--- START OF Dataset ---

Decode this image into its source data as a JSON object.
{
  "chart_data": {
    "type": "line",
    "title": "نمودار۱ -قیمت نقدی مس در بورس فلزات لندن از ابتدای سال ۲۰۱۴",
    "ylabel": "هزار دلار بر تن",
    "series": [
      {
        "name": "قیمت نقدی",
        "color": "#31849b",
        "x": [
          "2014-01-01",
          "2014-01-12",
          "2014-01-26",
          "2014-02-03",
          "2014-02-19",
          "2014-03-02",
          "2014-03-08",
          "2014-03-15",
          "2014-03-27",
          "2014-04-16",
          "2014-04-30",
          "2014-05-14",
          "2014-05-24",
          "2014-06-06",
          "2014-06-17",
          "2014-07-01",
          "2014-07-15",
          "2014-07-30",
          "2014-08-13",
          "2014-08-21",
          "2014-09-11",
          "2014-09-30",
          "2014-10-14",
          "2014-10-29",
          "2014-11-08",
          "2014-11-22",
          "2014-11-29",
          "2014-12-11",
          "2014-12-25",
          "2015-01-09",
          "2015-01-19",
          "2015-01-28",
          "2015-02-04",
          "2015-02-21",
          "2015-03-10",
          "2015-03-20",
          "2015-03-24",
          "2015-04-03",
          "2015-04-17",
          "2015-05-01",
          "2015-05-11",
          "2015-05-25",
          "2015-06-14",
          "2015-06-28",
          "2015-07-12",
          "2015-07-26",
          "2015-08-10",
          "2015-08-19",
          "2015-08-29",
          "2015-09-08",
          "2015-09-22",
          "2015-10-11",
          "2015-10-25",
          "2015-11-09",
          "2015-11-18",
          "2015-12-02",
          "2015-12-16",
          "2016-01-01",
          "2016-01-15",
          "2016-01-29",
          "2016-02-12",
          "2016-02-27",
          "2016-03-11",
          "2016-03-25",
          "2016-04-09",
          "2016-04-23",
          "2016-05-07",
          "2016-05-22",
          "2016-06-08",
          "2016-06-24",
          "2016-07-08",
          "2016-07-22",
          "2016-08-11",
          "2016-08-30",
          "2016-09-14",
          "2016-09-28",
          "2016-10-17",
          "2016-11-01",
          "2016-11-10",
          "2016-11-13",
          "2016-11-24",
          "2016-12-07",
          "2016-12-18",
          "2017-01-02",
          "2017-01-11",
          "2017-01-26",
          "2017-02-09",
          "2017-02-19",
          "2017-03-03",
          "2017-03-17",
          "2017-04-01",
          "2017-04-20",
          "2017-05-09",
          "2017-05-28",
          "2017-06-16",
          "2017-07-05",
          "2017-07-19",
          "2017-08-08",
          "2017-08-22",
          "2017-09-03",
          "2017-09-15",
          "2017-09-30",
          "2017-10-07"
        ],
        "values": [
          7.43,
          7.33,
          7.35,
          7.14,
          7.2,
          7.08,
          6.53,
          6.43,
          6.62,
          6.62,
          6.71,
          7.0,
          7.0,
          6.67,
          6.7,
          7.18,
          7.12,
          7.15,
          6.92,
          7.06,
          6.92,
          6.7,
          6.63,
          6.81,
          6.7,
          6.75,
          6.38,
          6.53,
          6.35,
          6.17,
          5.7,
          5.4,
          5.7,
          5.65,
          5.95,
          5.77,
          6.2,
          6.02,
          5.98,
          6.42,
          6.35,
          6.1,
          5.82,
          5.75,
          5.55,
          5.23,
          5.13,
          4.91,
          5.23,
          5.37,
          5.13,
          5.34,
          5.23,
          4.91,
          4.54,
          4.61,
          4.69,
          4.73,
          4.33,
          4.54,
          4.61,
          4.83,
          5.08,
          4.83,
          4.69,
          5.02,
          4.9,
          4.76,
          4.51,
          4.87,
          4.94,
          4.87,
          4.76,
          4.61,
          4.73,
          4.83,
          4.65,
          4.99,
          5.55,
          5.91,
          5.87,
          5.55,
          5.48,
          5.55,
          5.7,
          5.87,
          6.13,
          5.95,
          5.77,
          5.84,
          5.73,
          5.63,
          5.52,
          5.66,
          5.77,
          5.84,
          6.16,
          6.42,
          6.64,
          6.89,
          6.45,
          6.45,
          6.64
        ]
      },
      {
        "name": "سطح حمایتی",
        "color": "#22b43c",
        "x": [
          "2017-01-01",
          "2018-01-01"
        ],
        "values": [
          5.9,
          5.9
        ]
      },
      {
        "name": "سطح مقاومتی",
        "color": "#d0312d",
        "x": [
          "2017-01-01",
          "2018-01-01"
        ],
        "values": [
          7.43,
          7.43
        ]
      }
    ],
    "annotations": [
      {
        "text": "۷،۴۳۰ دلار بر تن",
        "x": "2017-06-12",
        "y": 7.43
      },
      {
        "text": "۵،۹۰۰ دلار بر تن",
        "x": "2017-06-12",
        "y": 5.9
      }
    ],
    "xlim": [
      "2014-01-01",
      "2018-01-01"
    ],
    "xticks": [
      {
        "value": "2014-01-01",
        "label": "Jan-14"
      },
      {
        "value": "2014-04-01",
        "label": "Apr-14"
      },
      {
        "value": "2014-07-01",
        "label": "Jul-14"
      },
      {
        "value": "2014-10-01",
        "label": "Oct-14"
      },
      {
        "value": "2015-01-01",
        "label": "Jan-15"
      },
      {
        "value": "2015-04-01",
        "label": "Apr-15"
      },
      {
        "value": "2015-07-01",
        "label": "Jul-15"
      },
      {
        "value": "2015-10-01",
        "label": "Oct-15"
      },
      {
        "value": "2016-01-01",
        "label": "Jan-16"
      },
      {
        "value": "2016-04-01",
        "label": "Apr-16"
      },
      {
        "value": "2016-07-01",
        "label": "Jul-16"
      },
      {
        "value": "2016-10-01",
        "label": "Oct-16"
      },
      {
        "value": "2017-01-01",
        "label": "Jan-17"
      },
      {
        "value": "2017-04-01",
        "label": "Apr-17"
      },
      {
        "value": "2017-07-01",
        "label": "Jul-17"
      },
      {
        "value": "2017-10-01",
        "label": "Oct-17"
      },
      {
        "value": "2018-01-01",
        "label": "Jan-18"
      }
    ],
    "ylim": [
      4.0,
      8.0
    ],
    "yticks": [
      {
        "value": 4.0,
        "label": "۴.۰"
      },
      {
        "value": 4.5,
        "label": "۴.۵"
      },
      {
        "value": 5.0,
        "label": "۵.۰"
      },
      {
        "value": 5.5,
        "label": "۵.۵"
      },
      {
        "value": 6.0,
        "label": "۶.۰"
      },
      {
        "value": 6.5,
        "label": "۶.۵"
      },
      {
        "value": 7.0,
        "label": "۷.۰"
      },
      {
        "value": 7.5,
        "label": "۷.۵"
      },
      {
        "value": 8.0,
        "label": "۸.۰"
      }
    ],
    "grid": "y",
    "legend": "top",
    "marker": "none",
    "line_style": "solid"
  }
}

--- END OF Dataset ---

- **Exercise**: Each record must be repeated exactly as it is.

- **Completed exercise**:
Decode this image into its source data as a JSON object.
{
  "chart_data": {
    "type": "line",
    "title": "نمودار۱ -قیمت نقدی مس در بورس فلزات لندن از ابتدای سال ۲۰۱۴",
    "ylabel": "هزار دلار بر تن",
    "series": [
      {
        "name": "قیمت نقدی",
        "color": "#31849b",
        "x": [
          "2014-01-01",
          "2014-01-12",
          "2014-01-26",
          "2014-02-03",
          "2014-02-19",
          "2014-03-02",
          "2014-03-08",
          "2014-03-15",
          "2014-03-27",
          "2014-04-16",
          "2014-04-30",
          "2014-05-14",
          "2014-05-24",
          "2014-06-06",
          "2014-06-17",
          "2014-07-01",
          "2014-07-15",
          "2014-07-30",
          "2014-08-13",
          "2014-08-21",
          "2014-09-11",
          "2014-09-30",
          "2014-10-14",
          "2014-10-29",
          "2014-11-08",
          "2014-11-22",
          "2014-11-29",
          "2014-12-11",
          "2014-12-25",
          "2015-01-09",
          "2015-01-19",
          "2015-01-28",
          "2015-02-04",
          "2015-02-21",
          "2015-03-10",
          "2015-03-20",
          "2015-03-24",
          "2015-04-03",
          "2015-04-17",
          "2015-05-01",
          "2015-05-11",
          "2015-05-25",
          "2015-06-14",
          "2015-06-28",
          "2015-07-12",
          "2015-07-26",
          "2015-08-10",
          "2015-08-19",
          "2015-08-29",
          "2015-09-08",
          "2015-09-22",
          "2015-10-11",
          "2015-10-25",
          "2015-11-09",
          "2015-11-18",
          "2015-12-02",
          "2015-12-16",
          "2016-01-01",
          "2016-01-15",
          "2016-01-29",
          "2016-02-12",
          "2016-02-27",
          "2016-03-11",
          "2016-03-25",
          "2016-04-09",
          "2016-04-23",
          "2016-05-07",
          "2016-05-22",
          "2016-06-08",
          "2016-06-24",
          "2016-07-08",
          "2016-07-22",
          "2016-08-11",
          "2016-08-30",
          "2016-09-14",
          "2016-09-28",
          "2016-10-17",
          "2016-11-01",
          "2016-11-10",
          "2016-11-13",
          "2016-11-24",
          "2016-12-07",
          "2016-12-18",
          "2017-01-02",
          "2017-01-11",
          "2017-01-26",
          "2017-02-09",
          "2017-02-19",
          "2017-03-03",
          "2017-03-17",
          "2017-04-01",
          "2017-04-20",
          "2017-05-09",
          "2017-05-28",
          "2017-06-16",
          "2017-07-05",
          "2017-07-19",
          "2017-08-08",
          "2017-08-22",
          "2017-09-03",
          "2017-09-15",
          "2017-09-30",
          "2017-10-07"
        ],
        "values": [
          7.43,
          7.33,
          7.35,
          7.14,
          7.2,
          7.08,
          6.53,
          6.43,
          6.62,
          6.62,
          6.71,
          7.0,
          7.0,
          6.67,
          6.7,
          7.18,
          7.12,
          7.15,
          6.92,
          7.06,
          6.92,
          6.7,
          6.63,
          6.81,
          6.7,
          6.75,
          6.38,
          6.53,
          6.35,
          6.17,
          5.7,
          5.4,
          5.7,
          5.65,
          5.95,
          5.77,
          6.2,
          6.02,
          5.98,
          6.42,
          6.35,
          6.1,
          5.82,
          5.75,
          5.55,
          5.23,
          5.13,
          4.91,
          5.23,
          5.37,
          5.13,
          5.34,
          5.23,
          4.91,
          4.54,
          4.61,
          4.69,
          4.73,
          4.33,
          4.54,
          4.61,
          4.83,
          5.08,
          4.83,
          4.69,
          5.02,
          4.9,
          4.76,
          4.51,
          4.87,
          4.94,
          4.87,
          4.76,
          4.61,
          4.73,
          4.83,
          4.65,
          4.99,
          5.55,
          5.91,
          5.87,
          5.55,
          5.48,
          5.55,
          5.7,
          5.87,
          6.13,
          5.95,
          5.77,
          5.84,
          5.73,
          5.63,
          5.52,
          5.66,
          5.77,
          5.84,
          6.16,
          6.42,
          6.64,
          6.89,
          6.45,
          6.45,
          6.64
        ]
      },
      {
        "name": "سطح حمایتی",
        "color": "#22b43c",
        "x": [
          "2017-01-01",
          "2018-01-01"
        ],
        "values": [
          5.9,
          5.9
        ]
      },
      {
        "name": "سطح مقاومتی",
        "color": "#d0312d",
        "x": [
          "2017-01-01",
          "2018-01-01"
        ],
        "values": [
          7.43,
          7.43
        ]
      }
    ],
    "annotations": [
      {
        "text": "۷،۴۳۰ دلار بر تن",
        "x": "2017-06-12",
        "y": 7.43
      },
      {
        "text": "۵،۹۰۰ دلار بر تن",
        "x": "2017-06-12",
        "y": 5.9
      }
    ],
    "xlim": [
      "2014-01-01",
      "2018-01-01"
    ],
    "xticks": [
      {
        "value": "2014-01-01",
        "label": "Jan-14"
      },
      {
        "value": "2014-04-01",
        "label": "Apr-14"
      },
      {
        "value": "2014-07-01",
        "label": "Jul-14"
      },
      {
        "value": "2014-10-01",
        "label": "Oct-14"
      },
      {
        "value": "2015-01-01",
        "label": "Jan-15"
      },
      {
        "value": "2015-04-01",
        "label": "Apr-15"
      },
      {
        "value": "2015-07-01",
        "label": "Jul-15"
      },
      {
        "value": "2015-10-01",
        "label": "Oct-15"
      },
      {
        "value": "2016-01-01",
        "label": "Jan-16"
      },
      {
        "value": "2016-04-01",
        "label": "Apr-16"
      },
      {
        "value": "2016-07-01",
        "label": "Jul-16"
      },
      {
        "value": "2016-10-01",
        "label": "Oct-16"
      },
      {
        "value": "2017-01-01",
        "label": "Jan-17"
      },
      {
        "value": "2017-04-01",
        "label": "Apr-17"
      },
      {
        "value": "2017-07-01",
        "label": "Jul-17"
      },
      {
        "value": "2017-10-01",
        "label": "Oct-17"
      },
      {
        "value": "2018-01-01",
        "label": "Jan-18"
      }
    ],
    "ylim": [
      4.0,
      8.0
    ],
    "yticks": [
      {
        "value": 4.0,
        "label": "۴.۰"
      },
      {
        "value": 4.5,
        "label": "۴.۵"
      },
      {
        "value": 5.0,
        "label": "۵.۰"
      },
      {
        "value": 5.5,
        "label": "۵.۵"
      },
      {
        "value": 6.0,
        "label": "۶.۰"
      },
      {
        "value": 6.5,
        "label": "۶.۵"
      },
      {
        "value": 7.0,
        "label": "۷.۰"
      },
      {
        "value": 7.5,
        "label": "۷.۵"
      },
      {
        "value": 8.0,
        "label": "۸.۰"
      }
    ],
    "grid": "y",
    "legend": "top",
    "marker": "none",
    "line_style": "solid"
  }
}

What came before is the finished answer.